Task brief —
Copy all lines holding the word "JSON" from the entries.

● ● ● ● ● ● ●

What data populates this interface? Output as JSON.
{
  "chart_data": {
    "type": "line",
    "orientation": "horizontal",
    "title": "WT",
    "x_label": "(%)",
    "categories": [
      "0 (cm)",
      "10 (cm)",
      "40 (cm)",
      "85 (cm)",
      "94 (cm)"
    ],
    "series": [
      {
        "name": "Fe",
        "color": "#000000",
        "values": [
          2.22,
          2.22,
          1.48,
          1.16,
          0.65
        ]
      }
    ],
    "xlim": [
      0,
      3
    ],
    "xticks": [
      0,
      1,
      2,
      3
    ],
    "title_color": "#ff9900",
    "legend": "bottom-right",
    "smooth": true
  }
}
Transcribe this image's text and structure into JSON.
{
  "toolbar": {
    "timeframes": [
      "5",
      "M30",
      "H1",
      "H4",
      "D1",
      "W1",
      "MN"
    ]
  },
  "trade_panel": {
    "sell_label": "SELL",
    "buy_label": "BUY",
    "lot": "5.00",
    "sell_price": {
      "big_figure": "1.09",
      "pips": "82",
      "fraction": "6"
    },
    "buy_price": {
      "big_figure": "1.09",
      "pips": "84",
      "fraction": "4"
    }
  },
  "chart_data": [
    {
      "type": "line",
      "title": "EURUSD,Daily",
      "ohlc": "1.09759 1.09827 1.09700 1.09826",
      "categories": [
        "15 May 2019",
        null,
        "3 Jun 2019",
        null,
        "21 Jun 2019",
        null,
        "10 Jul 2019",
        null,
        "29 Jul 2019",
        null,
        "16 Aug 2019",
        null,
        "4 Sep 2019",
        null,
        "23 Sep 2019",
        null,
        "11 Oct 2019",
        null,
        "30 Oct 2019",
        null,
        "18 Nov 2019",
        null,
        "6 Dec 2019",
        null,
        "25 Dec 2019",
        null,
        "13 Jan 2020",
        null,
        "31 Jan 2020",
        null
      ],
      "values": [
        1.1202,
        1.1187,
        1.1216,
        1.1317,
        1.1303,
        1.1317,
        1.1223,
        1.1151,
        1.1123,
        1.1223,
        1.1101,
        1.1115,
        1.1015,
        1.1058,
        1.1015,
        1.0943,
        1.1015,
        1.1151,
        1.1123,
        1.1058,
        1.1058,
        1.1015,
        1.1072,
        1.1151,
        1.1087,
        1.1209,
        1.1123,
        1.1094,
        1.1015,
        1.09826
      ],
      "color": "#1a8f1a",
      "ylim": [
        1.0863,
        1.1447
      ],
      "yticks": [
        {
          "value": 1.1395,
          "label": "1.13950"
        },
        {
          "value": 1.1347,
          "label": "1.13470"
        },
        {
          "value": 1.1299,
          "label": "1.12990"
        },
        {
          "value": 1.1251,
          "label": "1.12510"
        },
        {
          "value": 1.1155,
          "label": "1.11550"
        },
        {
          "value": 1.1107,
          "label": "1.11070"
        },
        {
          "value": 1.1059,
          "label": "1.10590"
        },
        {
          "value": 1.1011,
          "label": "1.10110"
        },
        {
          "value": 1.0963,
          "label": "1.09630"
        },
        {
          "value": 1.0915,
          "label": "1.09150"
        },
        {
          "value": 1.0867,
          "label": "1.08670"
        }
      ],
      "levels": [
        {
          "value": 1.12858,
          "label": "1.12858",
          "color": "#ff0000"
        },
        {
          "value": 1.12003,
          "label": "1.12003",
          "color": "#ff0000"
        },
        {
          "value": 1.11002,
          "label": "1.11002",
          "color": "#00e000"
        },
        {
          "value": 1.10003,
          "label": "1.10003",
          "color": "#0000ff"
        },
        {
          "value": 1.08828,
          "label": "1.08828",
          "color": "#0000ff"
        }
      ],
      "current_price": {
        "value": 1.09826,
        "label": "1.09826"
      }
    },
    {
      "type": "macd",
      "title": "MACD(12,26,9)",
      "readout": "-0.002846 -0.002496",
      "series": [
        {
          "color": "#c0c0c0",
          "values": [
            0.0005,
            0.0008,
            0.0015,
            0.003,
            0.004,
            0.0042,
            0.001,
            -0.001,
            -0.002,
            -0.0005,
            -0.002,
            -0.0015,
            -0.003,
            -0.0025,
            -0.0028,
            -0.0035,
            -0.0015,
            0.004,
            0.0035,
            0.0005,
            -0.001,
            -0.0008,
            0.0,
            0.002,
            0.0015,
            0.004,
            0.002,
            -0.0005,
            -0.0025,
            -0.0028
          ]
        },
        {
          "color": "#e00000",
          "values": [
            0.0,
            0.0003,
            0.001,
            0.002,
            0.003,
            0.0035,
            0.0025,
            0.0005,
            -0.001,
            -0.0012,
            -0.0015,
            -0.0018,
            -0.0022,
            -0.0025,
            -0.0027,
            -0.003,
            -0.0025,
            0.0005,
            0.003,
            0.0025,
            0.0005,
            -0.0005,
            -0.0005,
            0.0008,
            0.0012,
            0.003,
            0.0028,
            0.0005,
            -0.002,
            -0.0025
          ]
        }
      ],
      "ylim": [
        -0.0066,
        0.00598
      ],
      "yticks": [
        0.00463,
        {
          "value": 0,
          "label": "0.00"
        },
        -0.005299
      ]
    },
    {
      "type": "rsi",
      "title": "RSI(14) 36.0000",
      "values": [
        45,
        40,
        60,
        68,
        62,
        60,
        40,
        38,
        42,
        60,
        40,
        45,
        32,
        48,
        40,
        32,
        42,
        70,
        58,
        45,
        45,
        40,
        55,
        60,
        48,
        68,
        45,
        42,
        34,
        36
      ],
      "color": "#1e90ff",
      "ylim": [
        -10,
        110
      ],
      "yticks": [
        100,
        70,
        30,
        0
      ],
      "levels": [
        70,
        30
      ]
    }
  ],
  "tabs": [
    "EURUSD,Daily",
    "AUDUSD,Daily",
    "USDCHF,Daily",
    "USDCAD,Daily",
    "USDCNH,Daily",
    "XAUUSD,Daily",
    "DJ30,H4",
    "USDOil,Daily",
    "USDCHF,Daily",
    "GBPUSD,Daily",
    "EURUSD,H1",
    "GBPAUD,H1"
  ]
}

● ● ● ● ● ● ●

Exercise solution —
What data populates this interface? Output as JSON.
Transcribe this image's text and structure into JSON.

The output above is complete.